**Passage**
______
We felt the breeze in our hair some more. It has been very breezy this spring!

We rode some more and watched a storm come in! We even got a little bit of rain. Every little bit helps to grow the grass and get us through. It has been very dry here.

A different kind of magnificent painting.

We went to the beach and relaxed this past weekend! As cliché as it may sound, I do love a long walk on the beach, especially at sunrise with my pup. The water was…was…from somewhere else? I really do not have the words. Our beach does not usually look like this. I almost felt like we were in a different country.

It was nice to sit and truly relax without a thought of what needed to be done.

Merle loves long walks on the beach too!

We drove back to town early yesterday morning, wonderfully tired. I will not lie, it was a little difficult to get out of bed this morning! That could also have something to do with deciding to assemble a fountain for my patio at my usual bed time.
______
**Source data**
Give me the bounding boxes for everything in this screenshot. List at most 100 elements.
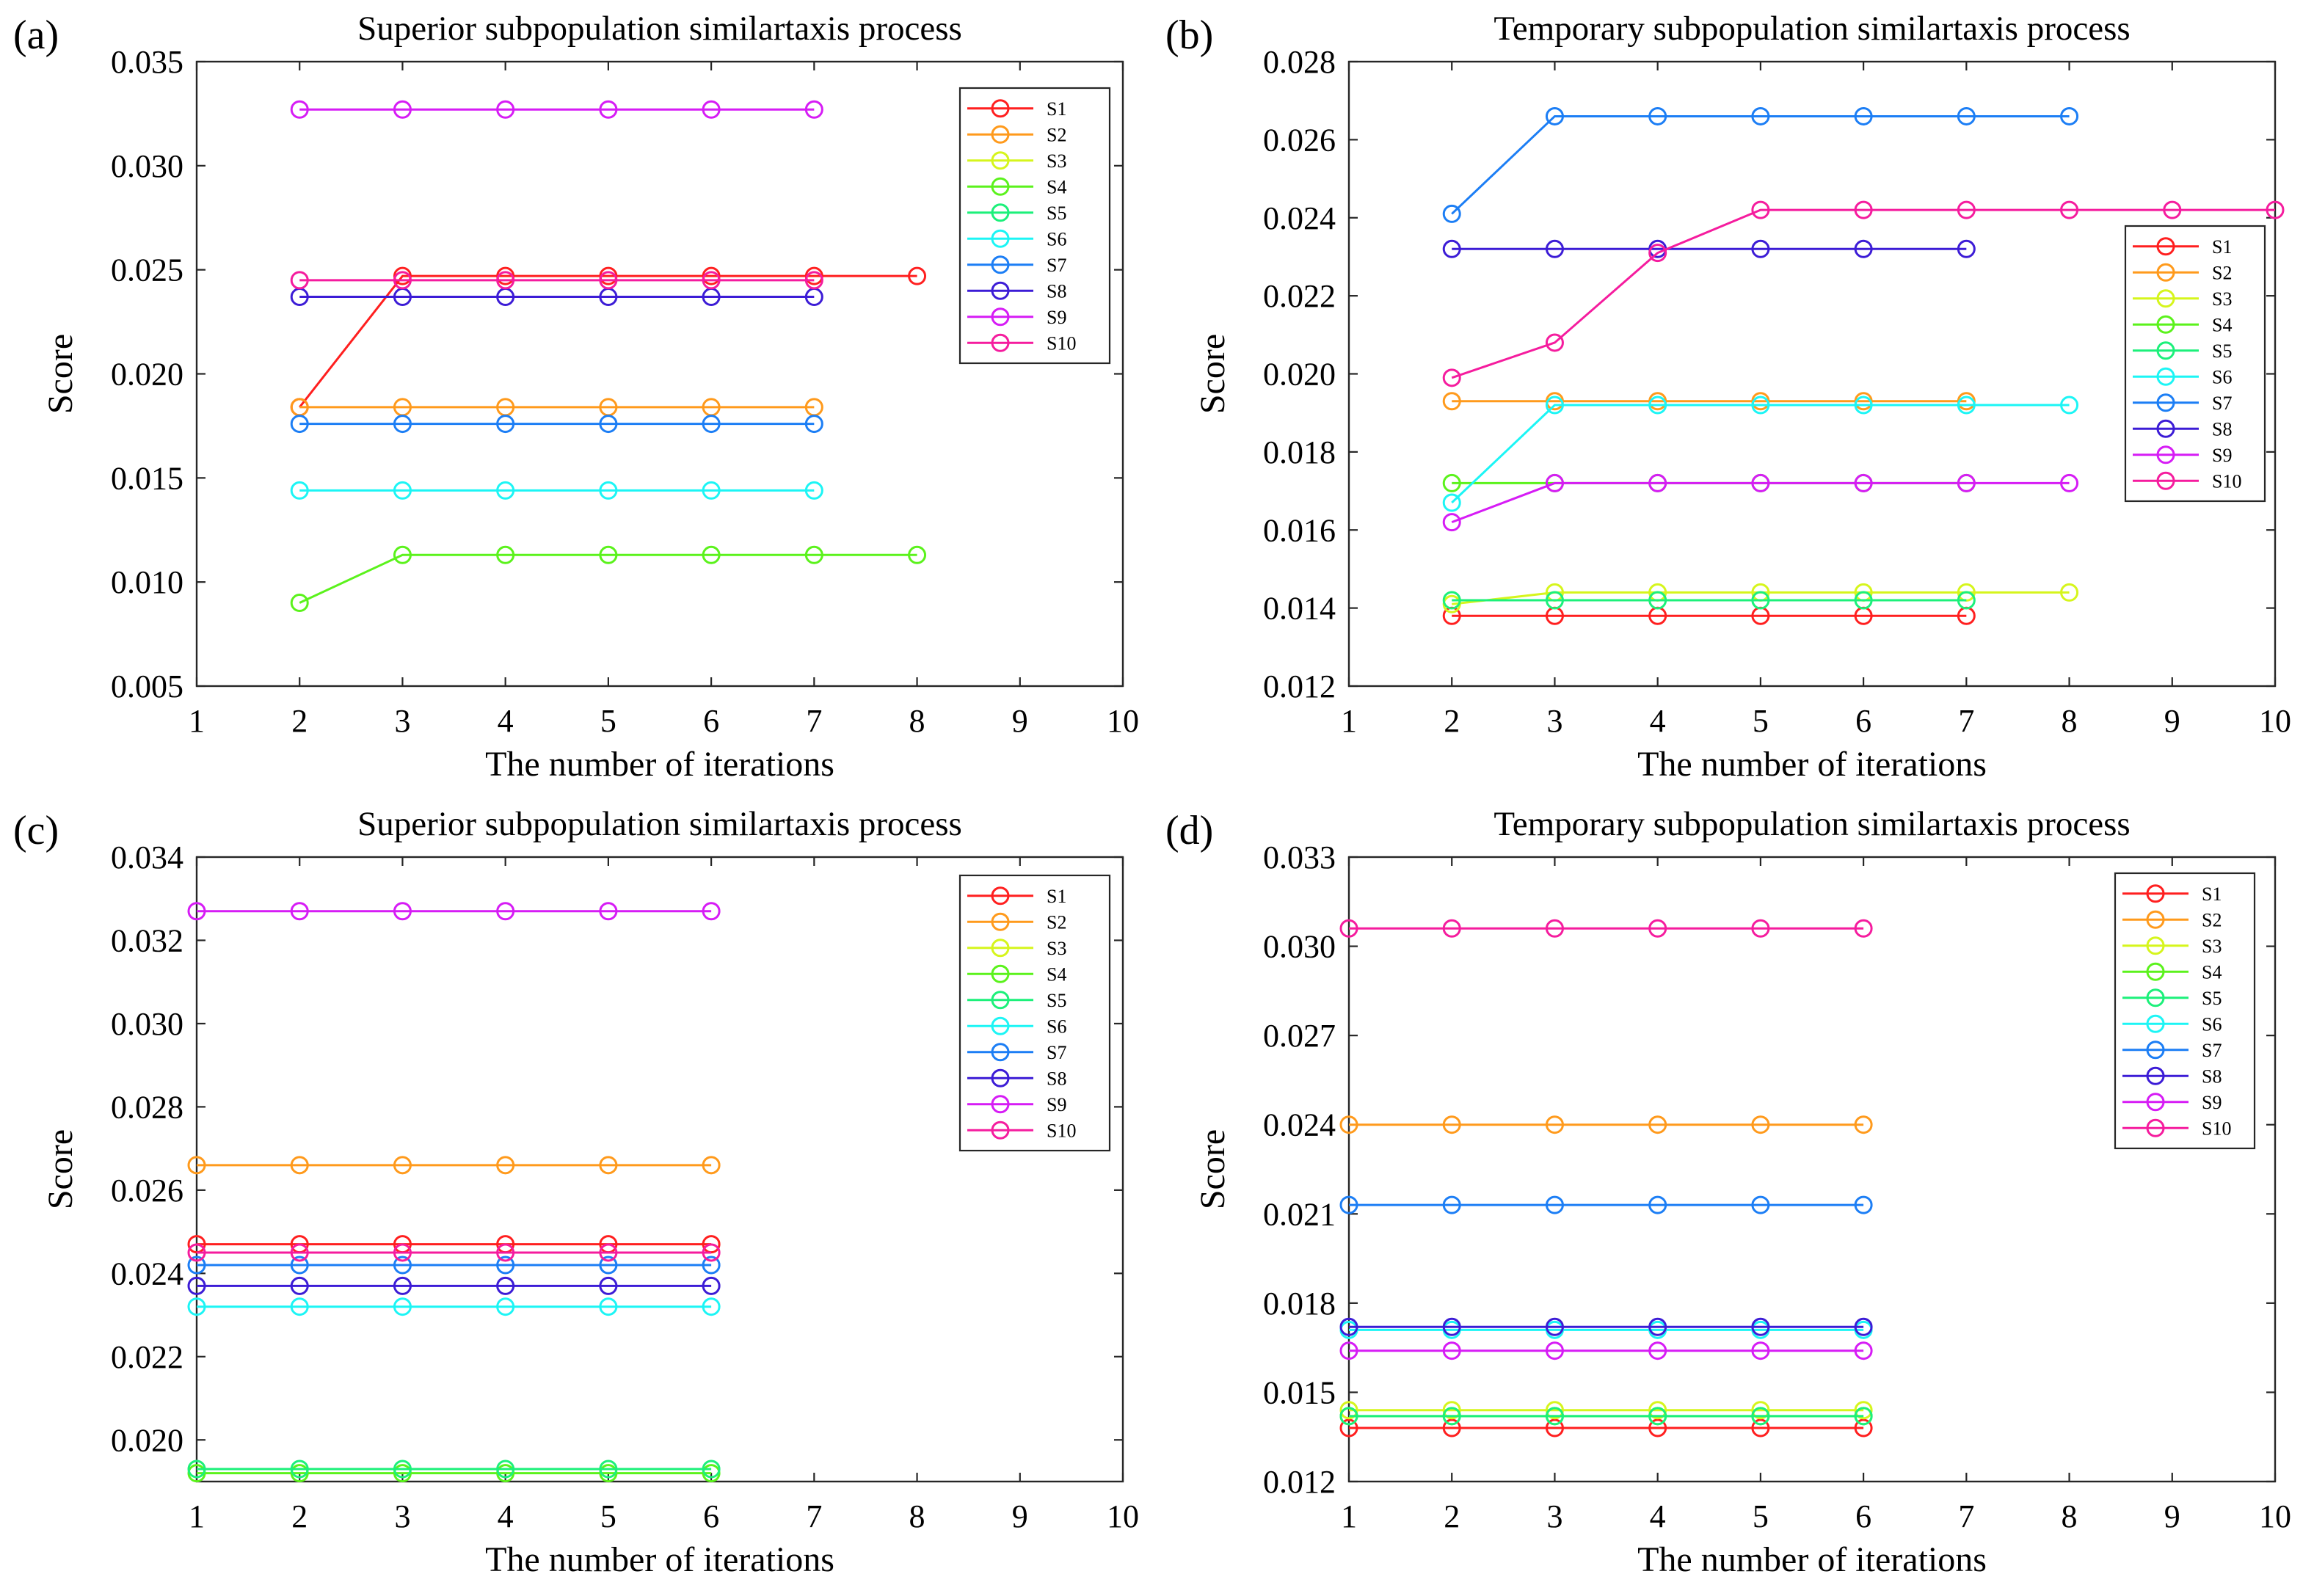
______
**What you are asked to do**
Pick up the account of the spring rides and the beach weekend after its last sentence and continue it. The lines come from a separate source.

**Response below**
I find myself in this season, blissfully grateful and saying thank you. I once thought that I was not very good a praying and someone told me I was wrong. That I was indeed actually more than OK at it. It was like that time I said I was lucky and someone corrected me and said I was blessed.

“Naw I ain’t too good at prayin’ But thanks for everything”

~Larry Fleet

Thanks for everything. Amen! It is a simple as that.

Thank you, dear readers, for being you and being here. Walk in love and have a great day!

The Colors of a Volunteer Spring.

Spring.

It is a glorious thing. Everything is so pretty! And fascinating.

I have both the green and some blue for you.

First the blue.

This past Sunday, the sky was almost impossibly blue. There was a slight breeze. The ruffling kind. It was a spring cleaning kind of day. Lito and I rode with friends on Saturday and everyone wanted to bask in the warmth of the bright sun on Sunday. So, that is what happened. I mucked the barn out and cleaned the feed room before joining the horses in the sun with a shedding blade. Everyone lost a lot of hair that day!

There is just nothing like that Texas sky, no matter what dime of day or year.

Now, for the green and your inspirational poster.

Do you see that there?

Yes, it is more than a bit in shambles. Yes, I have to do something about those leaves.

But, do you see all that green there? Those are volunteer plants.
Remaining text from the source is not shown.